** Begin Given information **

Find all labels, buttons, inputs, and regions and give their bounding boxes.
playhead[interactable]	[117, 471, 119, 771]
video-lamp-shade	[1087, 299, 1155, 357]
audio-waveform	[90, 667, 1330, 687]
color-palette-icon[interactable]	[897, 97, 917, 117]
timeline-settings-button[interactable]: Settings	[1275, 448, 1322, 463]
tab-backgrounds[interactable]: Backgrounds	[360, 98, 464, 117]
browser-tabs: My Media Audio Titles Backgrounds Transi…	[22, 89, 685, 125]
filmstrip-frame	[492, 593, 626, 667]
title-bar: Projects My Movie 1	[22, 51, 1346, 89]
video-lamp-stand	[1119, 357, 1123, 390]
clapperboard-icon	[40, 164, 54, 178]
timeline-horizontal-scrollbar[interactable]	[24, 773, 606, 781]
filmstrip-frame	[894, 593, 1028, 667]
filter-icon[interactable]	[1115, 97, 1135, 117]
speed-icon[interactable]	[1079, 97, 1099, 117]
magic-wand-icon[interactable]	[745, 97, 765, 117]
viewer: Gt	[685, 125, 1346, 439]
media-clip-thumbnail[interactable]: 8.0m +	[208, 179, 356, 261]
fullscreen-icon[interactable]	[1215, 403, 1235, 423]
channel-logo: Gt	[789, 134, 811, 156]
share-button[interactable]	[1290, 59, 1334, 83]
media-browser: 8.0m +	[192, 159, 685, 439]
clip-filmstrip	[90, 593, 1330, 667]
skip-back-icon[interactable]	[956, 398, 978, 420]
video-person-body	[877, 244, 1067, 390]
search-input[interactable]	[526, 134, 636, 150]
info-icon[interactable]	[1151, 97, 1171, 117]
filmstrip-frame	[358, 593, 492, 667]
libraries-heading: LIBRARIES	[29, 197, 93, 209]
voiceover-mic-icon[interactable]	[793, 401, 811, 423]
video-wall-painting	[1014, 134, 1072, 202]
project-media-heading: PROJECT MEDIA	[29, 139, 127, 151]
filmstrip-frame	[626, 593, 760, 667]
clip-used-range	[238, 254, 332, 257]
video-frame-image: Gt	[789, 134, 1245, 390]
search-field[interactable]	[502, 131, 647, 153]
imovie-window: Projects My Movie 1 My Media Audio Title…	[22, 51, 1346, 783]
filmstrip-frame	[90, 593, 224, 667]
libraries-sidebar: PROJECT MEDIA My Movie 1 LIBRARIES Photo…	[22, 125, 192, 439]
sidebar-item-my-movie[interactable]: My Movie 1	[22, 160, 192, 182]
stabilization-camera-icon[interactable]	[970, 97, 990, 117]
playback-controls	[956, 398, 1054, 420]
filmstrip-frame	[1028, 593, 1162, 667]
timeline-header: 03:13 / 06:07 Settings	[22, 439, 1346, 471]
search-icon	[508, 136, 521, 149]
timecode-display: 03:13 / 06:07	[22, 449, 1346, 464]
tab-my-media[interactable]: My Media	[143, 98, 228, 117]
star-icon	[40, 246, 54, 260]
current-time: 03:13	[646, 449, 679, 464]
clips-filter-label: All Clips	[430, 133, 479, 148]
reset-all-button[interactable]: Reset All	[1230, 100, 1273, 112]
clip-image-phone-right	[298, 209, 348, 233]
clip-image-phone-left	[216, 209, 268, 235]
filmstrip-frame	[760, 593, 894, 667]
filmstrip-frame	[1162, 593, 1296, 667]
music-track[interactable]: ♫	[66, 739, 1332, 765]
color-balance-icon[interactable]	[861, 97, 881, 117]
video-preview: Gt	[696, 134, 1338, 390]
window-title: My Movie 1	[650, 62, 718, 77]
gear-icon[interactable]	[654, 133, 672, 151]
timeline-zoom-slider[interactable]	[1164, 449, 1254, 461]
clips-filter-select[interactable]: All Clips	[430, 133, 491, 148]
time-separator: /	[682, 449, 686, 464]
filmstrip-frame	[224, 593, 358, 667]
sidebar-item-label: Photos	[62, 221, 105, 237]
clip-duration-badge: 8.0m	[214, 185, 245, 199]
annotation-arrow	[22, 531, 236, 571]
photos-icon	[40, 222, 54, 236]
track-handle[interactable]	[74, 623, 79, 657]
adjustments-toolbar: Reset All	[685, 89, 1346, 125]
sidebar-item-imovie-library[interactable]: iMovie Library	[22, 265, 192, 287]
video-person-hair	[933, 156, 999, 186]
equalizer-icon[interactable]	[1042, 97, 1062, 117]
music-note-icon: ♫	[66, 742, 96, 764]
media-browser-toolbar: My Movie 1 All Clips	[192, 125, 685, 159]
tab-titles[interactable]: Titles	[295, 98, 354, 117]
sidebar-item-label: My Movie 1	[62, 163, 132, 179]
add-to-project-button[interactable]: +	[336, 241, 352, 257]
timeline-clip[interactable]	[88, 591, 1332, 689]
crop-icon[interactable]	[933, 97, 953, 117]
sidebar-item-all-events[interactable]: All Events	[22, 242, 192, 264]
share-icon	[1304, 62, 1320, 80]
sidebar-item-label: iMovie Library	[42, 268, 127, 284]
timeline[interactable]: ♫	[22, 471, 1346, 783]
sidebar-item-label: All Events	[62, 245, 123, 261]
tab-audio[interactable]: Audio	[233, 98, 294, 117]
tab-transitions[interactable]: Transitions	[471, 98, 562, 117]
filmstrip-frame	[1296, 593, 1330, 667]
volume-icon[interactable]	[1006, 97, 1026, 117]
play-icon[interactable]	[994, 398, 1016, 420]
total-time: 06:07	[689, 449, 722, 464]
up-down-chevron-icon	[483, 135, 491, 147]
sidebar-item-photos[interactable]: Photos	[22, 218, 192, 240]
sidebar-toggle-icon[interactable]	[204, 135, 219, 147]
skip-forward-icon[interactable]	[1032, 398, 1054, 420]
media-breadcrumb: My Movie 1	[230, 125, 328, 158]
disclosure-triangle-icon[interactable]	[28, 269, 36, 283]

** End Given information **
** Begin Given information **

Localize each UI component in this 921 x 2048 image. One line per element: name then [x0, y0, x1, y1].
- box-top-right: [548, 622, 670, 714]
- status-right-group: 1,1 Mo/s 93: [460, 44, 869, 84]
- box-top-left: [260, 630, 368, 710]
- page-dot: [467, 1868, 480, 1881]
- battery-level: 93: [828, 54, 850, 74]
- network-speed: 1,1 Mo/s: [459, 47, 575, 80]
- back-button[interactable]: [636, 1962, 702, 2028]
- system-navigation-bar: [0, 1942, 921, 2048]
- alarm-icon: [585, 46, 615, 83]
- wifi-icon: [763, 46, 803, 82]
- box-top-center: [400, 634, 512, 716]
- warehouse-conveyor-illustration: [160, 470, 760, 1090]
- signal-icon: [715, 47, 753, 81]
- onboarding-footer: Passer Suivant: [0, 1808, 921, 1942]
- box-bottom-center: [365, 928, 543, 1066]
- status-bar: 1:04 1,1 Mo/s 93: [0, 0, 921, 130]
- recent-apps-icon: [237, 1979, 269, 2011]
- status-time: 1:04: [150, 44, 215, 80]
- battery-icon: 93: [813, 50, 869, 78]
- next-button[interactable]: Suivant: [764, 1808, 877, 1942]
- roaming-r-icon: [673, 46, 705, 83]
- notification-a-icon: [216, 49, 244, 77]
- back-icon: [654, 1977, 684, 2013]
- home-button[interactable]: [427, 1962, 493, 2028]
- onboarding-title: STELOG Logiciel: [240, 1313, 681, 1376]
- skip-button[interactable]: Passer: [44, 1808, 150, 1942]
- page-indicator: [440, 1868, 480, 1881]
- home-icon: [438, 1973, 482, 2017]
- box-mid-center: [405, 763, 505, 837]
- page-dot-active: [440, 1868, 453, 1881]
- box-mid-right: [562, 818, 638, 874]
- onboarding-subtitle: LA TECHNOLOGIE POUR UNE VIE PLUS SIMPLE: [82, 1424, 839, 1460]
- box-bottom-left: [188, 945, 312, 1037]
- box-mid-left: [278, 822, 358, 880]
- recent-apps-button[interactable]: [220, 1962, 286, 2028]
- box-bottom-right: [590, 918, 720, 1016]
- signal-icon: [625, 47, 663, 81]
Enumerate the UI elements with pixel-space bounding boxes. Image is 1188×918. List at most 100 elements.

** End Given information **
** Begin Given information **

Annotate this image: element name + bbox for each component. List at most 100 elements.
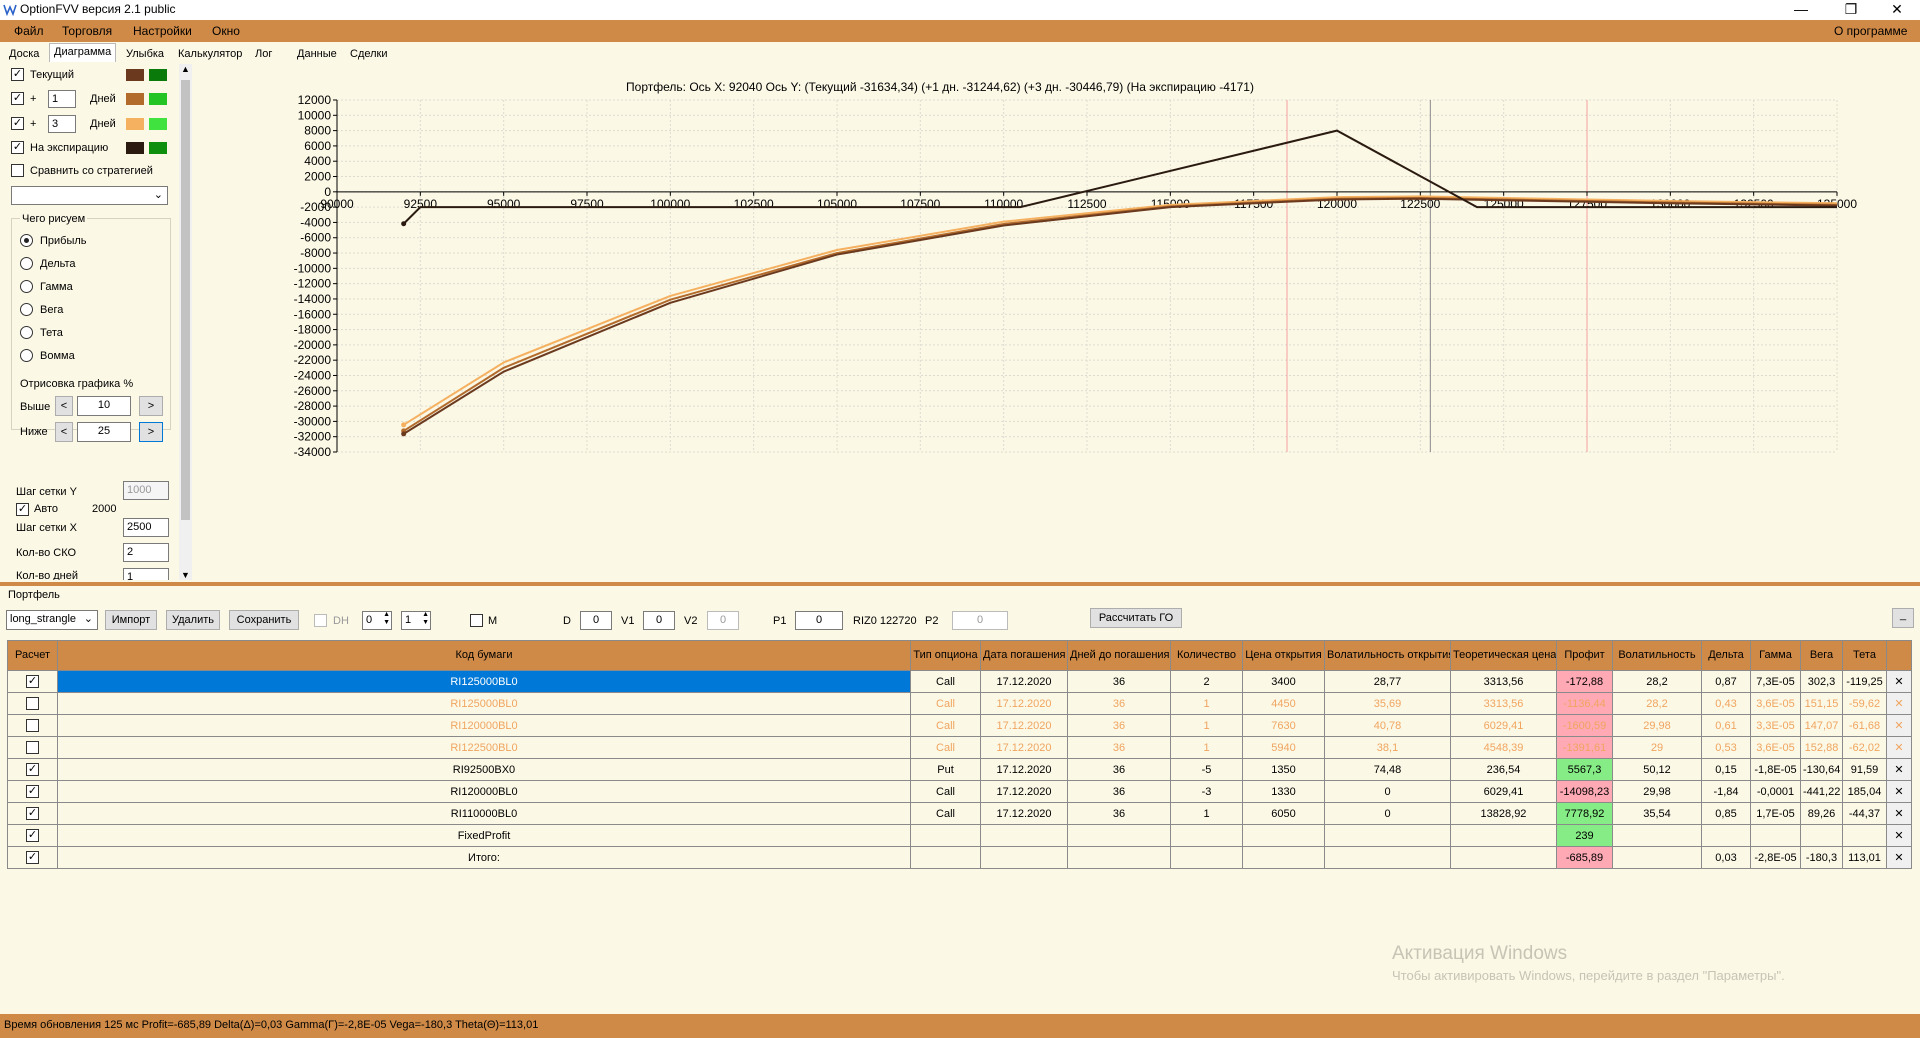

** End Given information **

• Exercise description: Arrange everything in the records from the line containing "Find all labels, buttons, inputs, and" down to the line containing "59, 1334, 83]", both included, as a JSON list of strings with one string per line and no blank lines.

• Task output:
[
  "Find all labels, buttons, inputs, and regions and give their bounding boxes.",
  "playhead[interactable]\t[117, 471, 119, 771]",
  "video-lamp-shade\t[1087, 299, 1155, 357]",
  "audio-waveform\t[90, 667, 1330, 687]",
  "color-palette-icon[interactable]\t[897, 97, 917, 117]",
  "timeline-settings-button[interactable]: Settings\t[1275, 448, 1322, 463]",
  "tab-backgrounds[interactable]: Backgrounds\t[360, 98, 464, 117]",
  "browser-tabs: My Media Audio Titles Backgrounds Transi…\t[22, 89, 685, 125]",
  "filmstrip-frame\t[492, 593, 626, 667]",
  "title-bar: Projects My Movie 1\t[22, 51, 1346, 89]",
  "video-lamp-stand\t[1119, 357, 1123, 390]",
  "clapperboard-icon\t[40, 164, 54, 178]",
  "timeline-horizontal-scrollbar[interactable]\t[24, 773, 606, 781]",
  "filmstrip-frame\t[894, 593, 1028, 667]",
  "filter-icon[interactable]\t[1115, 97, 1135, 117]",
  "speed-icon[interactable]\t[1079, 97, 1099, 117]",
  "magic-wand-icon[interactable]\t[745, 97, 765, 117]",
  "viewer: Gt\t[685, 125, 1346, 439]",
  "media-clip-thumbnail[interactable]: 8.0m +\t[208, 179, 356, 261]",
  "fullscreen-icon[interactable]\t[1215, 403, 1235, 423]",
  "channel-logo: Gt\t[789, 134, 811, 156]",
  "share-button[interactable]\t[1290, 59, 1334, 83]"
]